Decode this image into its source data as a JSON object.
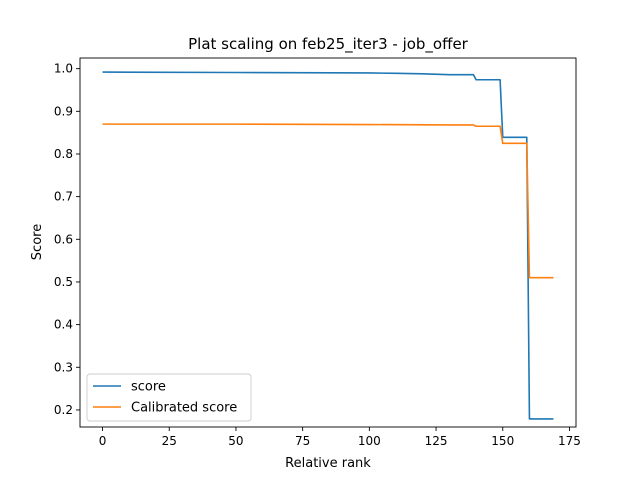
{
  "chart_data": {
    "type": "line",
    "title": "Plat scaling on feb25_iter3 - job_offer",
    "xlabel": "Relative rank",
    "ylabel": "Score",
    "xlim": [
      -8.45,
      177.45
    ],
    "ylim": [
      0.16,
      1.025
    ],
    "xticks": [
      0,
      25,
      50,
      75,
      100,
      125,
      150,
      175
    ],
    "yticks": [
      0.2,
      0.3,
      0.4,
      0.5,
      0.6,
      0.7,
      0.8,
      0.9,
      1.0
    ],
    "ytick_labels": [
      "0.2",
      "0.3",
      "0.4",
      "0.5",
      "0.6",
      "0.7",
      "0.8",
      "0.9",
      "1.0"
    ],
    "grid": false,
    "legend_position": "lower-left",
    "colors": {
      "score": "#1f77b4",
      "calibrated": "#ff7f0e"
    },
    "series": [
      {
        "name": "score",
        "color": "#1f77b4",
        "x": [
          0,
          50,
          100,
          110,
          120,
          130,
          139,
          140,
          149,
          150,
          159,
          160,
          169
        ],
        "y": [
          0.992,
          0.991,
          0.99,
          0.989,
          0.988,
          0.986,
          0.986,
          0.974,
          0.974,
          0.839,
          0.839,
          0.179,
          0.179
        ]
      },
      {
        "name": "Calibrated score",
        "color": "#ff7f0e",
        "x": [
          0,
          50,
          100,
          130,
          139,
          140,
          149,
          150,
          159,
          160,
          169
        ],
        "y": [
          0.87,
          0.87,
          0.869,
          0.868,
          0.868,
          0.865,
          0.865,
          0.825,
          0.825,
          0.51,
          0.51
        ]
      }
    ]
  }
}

What to do —
Copy out all of the material exactly as written, without its pictures.

Solved exercise —
Decode this image into its source data as a JSON object.
{
  "chart_data": {
    "type": "line",
    "title": "Plat scaling on feb25_iter3 - job_offer",
    "xlabel": "Relative rank",
    "ylabel": "Score",
    "xlim": [
      -8.45,
      177.45
    ],
    "ylim": [
      0.16,
      1.025
    ],
    "xticks": [
      0,
      25,
      50,
      75,
      100,
      125,
      150,
      175
    ],
    "yticks": [
      0.2,
      0.3,
      0.4,
      0.5,
      0.6,
      0.7,
      0.8,
      0.9,
      1.0
    ],
    "ytick_labels": [
      "0.2",
      "0.3",
      "0.4",
      "0.5",
      "0.6",
      "0.7",
      "0.8",
      "0.9",
      "1.0"
    ],
    "grid": false,
    "legend_position": "lower-left",
    "colors": {
      "score": "#1f77b4",
      "calibrated": "#ff7f0e"
    },
    "series": [
      {
        "name": "score",
        "color": "#1f77b4",
        "x": [
          0,
          50,
          100,
          110,
          120,
          130,
          139,
          140,
          149,
          150,
          159,
          160,
          169
        ],
        "y": [
          0.992,
          0.991,
          0.99,
          0.989,
          0.988,
          0.986,
          0.986,
          0.974,
          0.974,
          0.839,
          0.839,
          0.179,
          0.179
        ]
      },
      {
        "name": "Calibrated score",
        "color": "#ff7f0e",
        "x": [
          0,
          50,
          100,
          130,
          139,
          140,
          149,
          150,
          159,
          160,
          169
        ],
        "y": [
          0.87,
          0.87,
          0.869,
          0.868,
          0.868,
          0.865,
          0.865,
          0.825,
          0.825,
          0.51,
          0.51
        ]
      }
    ]
  }
}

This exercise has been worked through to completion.